TASK REQUIREMENTS: Your task is to copy each line that has the word "resorption".

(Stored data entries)
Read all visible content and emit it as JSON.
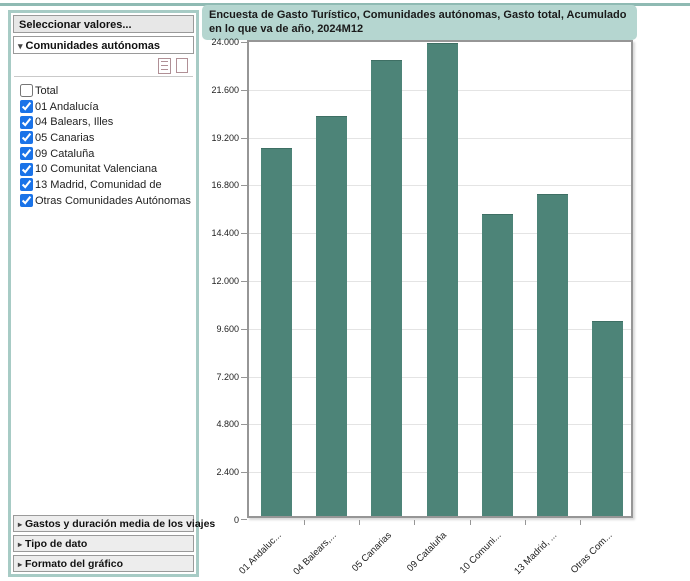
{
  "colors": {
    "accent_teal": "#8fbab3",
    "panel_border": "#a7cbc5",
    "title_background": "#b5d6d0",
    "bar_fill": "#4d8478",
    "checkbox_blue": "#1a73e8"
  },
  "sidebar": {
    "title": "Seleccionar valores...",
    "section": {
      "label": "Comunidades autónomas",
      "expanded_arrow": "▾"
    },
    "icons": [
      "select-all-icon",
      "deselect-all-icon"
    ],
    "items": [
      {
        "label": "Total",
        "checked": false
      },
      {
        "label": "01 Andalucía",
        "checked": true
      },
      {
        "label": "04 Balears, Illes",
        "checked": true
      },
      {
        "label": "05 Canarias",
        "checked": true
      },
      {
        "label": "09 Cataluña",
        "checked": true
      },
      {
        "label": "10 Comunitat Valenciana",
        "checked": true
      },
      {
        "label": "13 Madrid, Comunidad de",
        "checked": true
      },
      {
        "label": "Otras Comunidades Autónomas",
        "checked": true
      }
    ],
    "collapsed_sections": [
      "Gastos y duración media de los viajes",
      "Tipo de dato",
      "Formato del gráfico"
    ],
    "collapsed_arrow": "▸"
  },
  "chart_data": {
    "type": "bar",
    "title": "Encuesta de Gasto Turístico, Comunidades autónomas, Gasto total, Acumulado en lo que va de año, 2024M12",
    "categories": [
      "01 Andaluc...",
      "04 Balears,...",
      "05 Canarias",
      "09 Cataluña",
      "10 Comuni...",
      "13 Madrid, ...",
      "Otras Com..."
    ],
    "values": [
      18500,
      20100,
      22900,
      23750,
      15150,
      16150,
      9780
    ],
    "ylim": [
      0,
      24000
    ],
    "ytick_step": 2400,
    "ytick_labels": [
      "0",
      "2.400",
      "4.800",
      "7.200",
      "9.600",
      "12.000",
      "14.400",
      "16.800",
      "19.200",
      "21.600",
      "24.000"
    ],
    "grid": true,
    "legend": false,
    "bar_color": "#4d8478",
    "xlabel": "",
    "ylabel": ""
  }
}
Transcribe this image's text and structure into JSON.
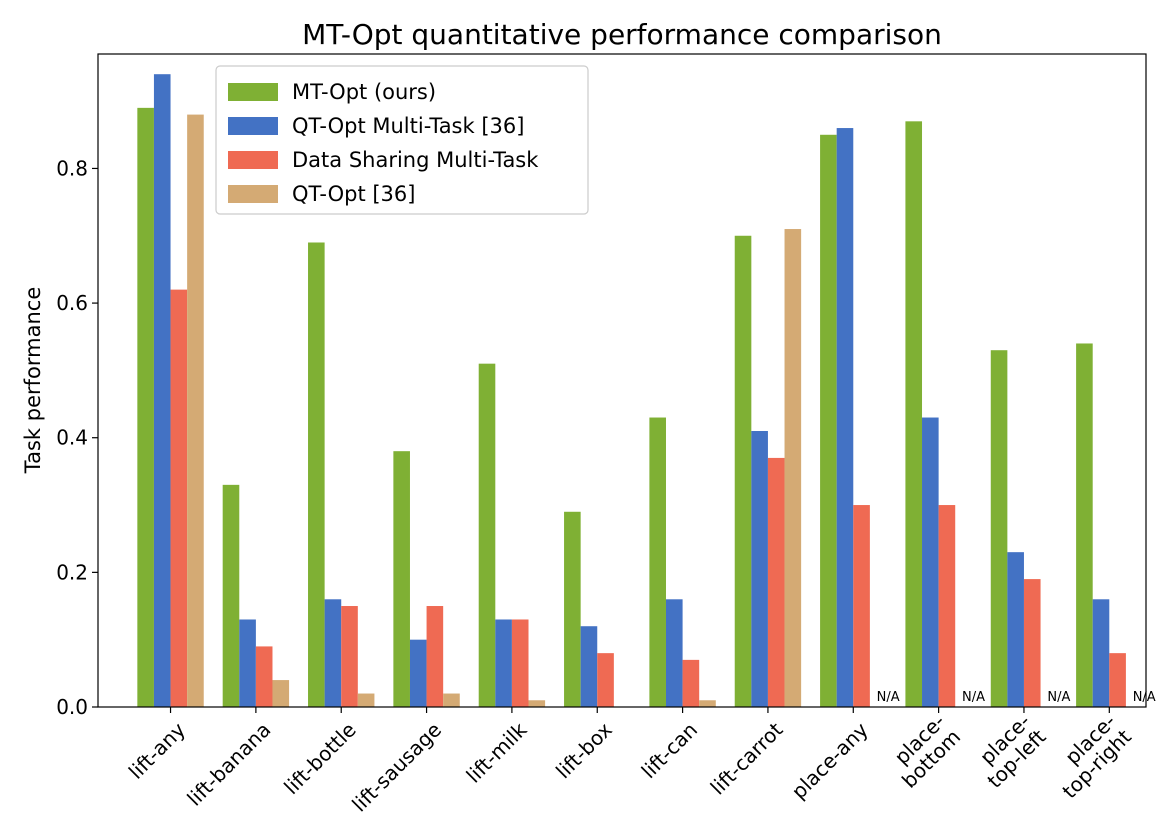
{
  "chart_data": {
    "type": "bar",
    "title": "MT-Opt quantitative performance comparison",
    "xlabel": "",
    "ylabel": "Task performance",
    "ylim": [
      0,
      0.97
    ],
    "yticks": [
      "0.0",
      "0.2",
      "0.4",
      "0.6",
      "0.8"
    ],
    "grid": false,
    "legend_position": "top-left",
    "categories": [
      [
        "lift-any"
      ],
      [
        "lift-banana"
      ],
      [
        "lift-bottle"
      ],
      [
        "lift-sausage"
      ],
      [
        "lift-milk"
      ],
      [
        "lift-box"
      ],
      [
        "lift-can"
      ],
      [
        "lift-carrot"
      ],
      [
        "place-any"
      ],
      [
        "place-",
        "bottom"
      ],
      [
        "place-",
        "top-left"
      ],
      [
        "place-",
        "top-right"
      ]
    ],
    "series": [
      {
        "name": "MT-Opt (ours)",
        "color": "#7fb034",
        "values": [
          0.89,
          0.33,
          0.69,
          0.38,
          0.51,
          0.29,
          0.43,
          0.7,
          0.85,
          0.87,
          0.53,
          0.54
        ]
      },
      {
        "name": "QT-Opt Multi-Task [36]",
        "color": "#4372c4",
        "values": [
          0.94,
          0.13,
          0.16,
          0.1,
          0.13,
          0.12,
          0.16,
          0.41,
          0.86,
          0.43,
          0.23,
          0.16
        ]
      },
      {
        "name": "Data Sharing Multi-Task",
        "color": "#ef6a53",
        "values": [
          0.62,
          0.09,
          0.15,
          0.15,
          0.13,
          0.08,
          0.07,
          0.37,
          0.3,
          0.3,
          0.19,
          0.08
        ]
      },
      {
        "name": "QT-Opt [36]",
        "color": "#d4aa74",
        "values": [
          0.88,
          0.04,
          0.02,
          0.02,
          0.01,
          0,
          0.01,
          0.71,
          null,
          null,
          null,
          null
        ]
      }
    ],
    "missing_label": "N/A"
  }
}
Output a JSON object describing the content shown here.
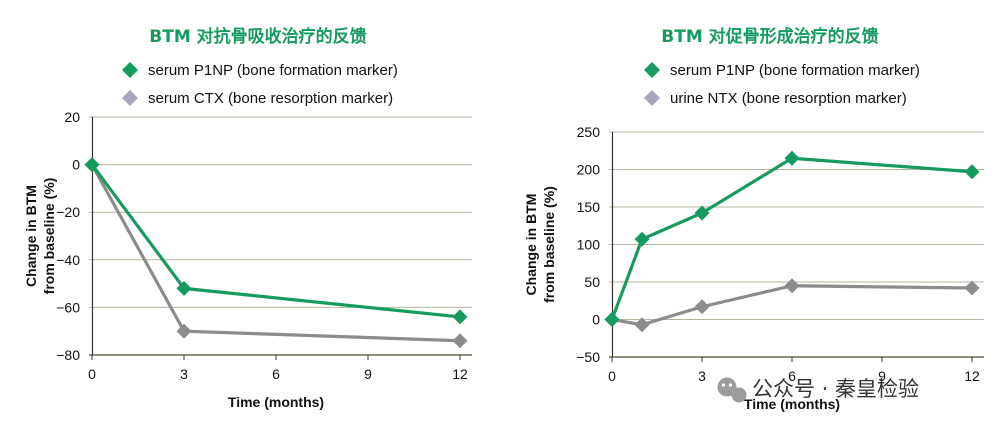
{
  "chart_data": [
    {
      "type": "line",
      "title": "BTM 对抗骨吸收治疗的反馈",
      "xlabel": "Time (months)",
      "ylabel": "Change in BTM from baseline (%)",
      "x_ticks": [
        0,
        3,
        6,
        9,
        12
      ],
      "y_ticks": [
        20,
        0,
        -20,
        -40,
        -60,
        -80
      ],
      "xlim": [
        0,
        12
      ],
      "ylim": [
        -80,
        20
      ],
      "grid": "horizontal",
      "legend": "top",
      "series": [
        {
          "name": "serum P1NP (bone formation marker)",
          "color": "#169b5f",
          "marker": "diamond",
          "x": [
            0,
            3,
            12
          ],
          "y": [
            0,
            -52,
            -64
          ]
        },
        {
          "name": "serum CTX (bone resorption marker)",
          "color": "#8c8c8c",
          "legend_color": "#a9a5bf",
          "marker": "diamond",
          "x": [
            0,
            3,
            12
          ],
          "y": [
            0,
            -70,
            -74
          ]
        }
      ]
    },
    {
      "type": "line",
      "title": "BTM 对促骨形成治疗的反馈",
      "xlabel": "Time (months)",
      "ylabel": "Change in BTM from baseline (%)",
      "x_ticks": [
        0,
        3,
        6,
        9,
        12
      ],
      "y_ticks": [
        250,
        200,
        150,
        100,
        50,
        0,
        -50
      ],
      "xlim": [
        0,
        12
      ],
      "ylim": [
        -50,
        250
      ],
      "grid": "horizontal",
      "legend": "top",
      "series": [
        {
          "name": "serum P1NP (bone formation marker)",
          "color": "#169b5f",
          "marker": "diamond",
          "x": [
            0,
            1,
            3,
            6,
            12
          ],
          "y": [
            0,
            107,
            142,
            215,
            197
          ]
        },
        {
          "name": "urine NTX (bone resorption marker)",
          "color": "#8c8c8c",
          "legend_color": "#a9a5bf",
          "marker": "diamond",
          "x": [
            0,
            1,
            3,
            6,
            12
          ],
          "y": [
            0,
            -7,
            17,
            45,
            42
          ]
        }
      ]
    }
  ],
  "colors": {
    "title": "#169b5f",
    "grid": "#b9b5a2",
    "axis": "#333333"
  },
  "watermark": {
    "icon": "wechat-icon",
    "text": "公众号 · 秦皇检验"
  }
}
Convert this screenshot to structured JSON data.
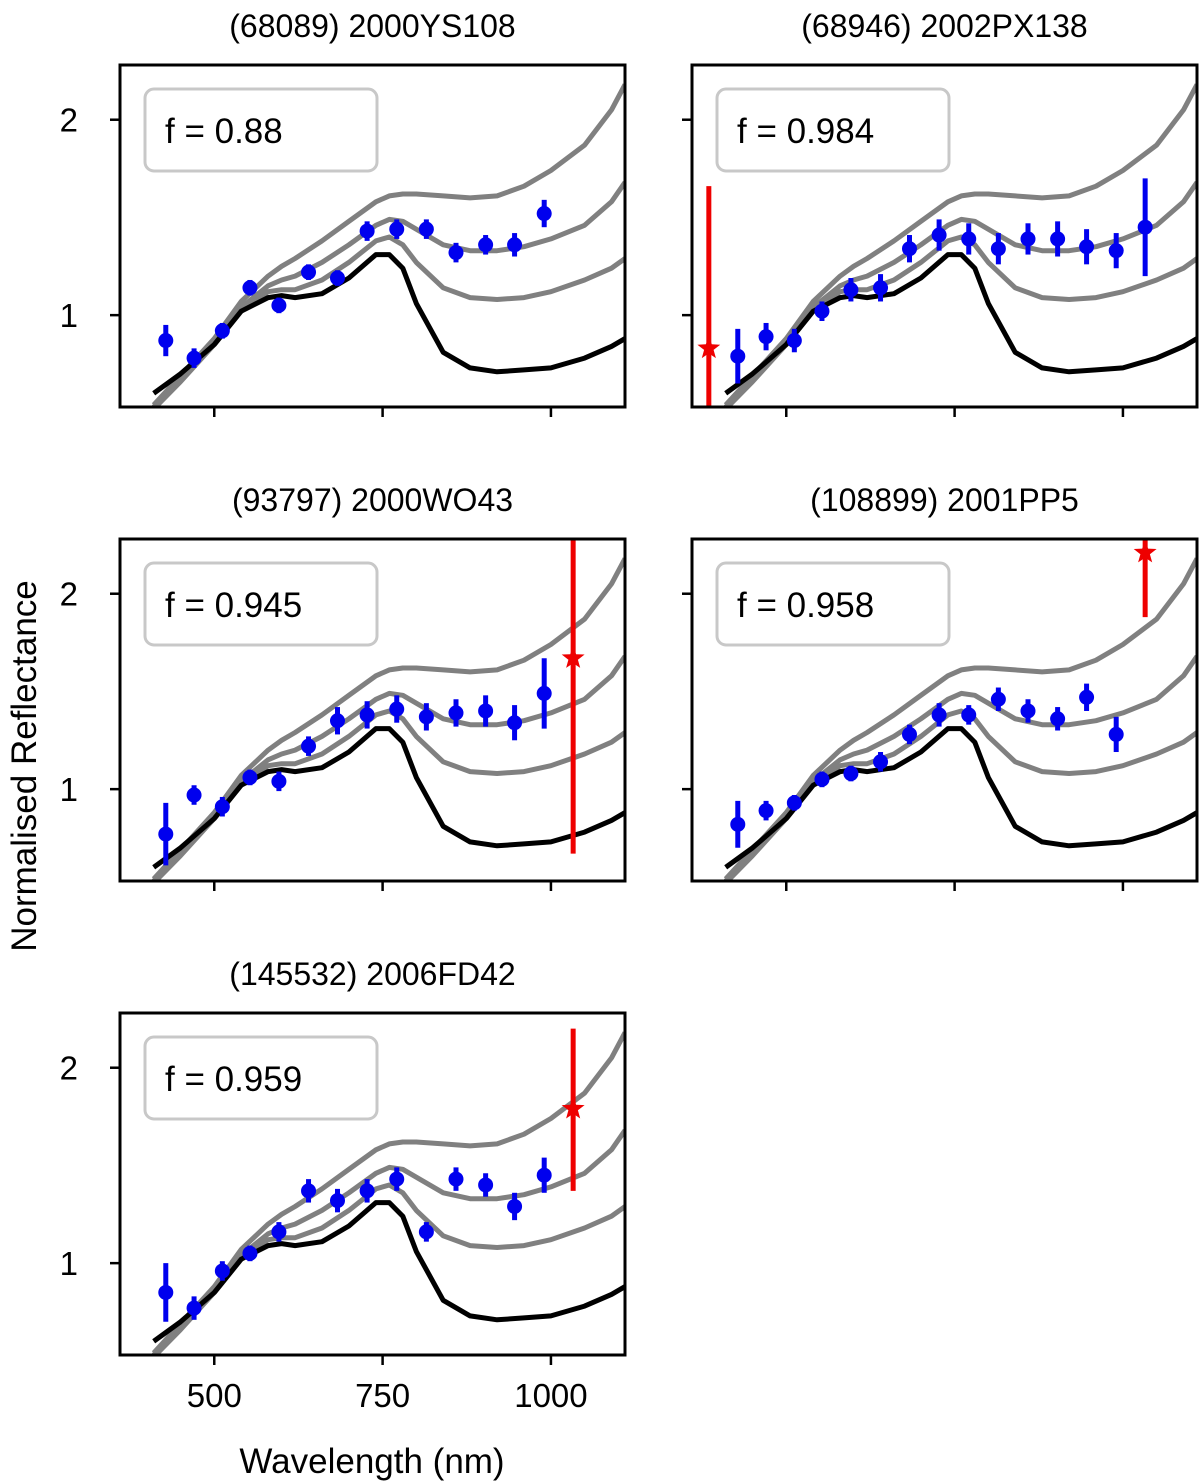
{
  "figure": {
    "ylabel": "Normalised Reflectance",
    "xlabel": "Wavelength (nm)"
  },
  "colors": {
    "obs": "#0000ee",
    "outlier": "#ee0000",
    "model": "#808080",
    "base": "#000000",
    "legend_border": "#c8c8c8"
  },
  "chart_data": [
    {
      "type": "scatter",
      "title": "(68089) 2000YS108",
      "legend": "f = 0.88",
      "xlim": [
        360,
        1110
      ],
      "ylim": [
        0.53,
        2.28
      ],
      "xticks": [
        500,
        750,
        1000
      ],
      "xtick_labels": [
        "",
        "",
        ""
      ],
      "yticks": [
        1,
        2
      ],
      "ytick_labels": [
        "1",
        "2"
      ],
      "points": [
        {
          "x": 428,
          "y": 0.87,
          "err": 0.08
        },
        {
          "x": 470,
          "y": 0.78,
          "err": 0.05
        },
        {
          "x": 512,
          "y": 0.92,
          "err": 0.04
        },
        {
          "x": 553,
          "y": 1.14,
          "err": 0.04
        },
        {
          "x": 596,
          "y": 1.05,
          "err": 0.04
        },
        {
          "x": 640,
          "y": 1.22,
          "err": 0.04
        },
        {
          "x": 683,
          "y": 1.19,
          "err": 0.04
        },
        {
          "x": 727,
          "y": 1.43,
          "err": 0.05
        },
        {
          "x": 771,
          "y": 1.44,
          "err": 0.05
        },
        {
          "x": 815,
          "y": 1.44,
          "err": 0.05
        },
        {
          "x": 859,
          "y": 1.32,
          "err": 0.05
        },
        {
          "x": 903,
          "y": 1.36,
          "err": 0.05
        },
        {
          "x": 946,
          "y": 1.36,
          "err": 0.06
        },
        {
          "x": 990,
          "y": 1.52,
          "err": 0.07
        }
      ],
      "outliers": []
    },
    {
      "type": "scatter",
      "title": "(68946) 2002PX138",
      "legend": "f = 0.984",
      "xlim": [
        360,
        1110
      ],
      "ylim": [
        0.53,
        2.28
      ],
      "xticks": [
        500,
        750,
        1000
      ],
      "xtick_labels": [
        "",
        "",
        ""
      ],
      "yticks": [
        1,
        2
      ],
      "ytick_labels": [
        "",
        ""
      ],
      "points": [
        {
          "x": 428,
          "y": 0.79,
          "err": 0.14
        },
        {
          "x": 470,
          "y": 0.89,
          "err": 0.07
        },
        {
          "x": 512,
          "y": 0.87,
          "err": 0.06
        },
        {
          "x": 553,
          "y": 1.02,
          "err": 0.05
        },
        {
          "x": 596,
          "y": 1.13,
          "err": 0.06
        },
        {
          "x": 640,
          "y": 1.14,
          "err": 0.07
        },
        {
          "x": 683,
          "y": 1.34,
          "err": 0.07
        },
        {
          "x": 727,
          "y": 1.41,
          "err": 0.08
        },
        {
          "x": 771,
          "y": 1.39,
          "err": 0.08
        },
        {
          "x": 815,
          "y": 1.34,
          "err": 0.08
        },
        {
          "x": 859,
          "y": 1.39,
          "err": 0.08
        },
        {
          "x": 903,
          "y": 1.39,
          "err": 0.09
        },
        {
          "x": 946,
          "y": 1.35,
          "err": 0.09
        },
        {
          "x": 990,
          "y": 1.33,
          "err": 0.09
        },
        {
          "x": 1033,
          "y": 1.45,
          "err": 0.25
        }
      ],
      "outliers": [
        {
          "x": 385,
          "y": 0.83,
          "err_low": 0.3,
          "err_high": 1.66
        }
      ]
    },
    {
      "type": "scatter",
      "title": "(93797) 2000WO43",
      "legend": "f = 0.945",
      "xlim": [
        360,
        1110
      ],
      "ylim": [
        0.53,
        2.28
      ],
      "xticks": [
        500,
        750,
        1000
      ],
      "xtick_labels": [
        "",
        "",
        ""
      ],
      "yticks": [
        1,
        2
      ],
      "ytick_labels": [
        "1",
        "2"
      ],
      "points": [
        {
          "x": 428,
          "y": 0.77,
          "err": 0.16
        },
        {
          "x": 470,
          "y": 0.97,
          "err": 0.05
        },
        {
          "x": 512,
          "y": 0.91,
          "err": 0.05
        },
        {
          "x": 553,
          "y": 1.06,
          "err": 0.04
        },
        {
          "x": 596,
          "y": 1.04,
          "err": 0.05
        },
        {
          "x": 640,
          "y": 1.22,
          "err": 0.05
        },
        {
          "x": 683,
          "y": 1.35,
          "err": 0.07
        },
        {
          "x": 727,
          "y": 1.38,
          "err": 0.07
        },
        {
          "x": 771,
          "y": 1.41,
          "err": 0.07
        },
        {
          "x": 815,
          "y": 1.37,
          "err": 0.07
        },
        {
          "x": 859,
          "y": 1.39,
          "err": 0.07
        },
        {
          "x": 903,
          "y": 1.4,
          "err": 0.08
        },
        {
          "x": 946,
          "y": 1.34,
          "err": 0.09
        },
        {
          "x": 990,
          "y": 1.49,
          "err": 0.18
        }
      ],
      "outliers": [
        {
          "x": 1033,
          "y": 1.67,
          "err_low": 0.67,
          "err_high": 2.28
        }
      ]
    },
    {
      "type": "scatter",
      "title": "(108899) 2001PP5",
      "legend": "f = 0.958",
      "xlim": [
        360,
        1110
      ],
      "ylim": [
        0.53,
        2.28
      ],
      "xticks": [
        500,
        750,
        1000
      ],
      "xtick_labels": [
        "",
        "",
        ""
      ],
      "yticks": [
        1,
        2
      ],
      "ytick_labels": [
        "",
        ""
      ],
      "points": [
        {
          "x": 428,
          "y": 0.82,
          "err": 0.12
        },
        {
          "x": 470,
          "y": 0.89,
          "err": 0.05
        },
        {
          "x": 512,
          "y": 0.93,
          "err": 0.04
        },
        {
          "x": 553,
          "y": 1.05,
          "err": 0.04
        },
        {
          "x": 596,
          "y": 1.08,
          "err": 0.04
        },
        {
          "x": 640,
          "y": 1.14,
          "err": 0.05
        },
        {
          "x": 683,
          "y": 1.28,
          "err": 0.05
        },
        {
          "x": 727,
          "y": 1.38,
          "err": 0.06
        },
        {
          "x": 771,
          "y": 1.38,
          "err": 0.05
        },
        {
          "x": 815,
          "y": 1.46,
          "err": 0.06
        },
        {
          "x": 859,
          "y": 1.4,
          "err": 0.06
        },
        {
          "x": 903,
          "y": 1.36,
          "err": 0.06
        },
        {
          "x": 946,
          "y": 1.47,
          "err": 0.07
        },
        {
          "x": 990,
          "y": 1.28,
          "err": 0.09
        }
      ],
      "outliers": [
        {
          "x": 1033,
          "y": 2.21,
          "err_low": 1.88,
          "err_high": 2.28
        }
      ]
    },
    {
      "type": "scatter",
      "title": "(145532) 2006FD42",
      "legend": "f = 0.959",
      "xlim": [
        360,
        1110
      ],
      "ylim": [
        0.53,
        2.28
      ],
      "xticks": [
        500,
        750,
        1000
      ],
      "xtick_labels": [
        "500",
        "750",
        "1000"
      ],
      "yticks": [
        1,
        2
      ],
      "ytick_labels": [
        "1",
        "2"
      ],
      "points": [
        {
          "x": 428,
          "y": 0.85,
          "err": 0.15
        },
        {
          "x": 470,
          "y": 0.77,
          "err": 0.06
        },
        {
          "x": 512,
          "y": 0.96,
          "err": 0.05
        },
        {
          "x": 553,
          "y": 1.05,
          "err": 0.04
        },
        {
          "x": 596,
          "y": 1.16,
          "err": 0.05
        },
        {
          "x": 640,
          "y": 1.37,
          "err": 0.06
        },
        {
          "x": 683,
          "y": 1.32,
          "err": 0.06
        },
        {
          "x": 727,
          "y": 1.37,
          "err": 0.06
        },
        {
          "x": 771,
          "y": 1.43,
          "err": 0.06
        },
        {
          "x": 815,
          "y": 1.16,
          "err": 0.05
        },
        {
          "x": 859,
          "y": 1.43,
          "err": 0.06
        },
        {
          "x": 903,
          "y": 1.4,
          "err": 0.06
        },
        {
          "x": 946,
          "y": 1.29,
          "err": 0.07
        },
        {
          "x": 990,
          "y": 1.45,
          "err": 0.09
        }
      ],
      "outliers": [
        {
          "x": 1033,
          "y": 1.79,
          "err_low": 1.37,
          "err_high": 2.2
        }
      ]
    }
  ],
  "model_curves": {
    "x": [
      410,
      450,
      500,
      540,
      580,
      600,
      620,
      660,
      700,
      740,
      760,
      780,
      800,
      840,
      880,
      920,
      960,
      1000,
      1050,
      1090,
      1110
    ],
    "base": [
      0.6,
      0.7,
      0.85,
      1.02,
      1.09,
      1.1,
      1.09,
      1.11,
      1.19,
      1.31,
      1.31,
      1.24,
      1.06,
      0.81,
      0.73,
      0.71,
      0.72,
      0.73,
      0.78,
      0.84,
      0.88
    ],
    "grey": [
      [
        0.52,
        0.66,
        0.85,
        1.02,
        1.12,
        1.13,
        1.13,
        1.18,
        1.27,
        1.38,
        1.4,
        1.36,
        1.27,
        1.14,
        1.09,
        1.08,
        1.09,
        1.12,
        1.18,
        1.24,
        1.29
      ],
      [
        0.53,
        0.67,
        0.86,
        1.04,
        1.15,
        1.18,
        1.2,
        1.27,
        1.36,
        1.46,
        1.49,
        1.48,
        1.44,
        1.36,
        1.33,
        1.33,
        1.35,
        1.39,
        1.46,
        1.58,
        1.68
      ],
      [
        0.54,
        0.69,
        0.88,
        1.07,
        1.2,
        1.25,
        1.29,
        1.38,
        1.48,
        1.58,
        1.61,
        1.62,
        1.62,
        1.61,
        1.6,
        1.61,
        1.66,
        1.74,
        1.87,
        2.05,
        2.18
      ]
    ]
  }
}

ANSWER TO THIS PROBLEM:
          "name": "serum CTX (bone resorption marker)",
          "name": "urine NTX (bone resorption marker)",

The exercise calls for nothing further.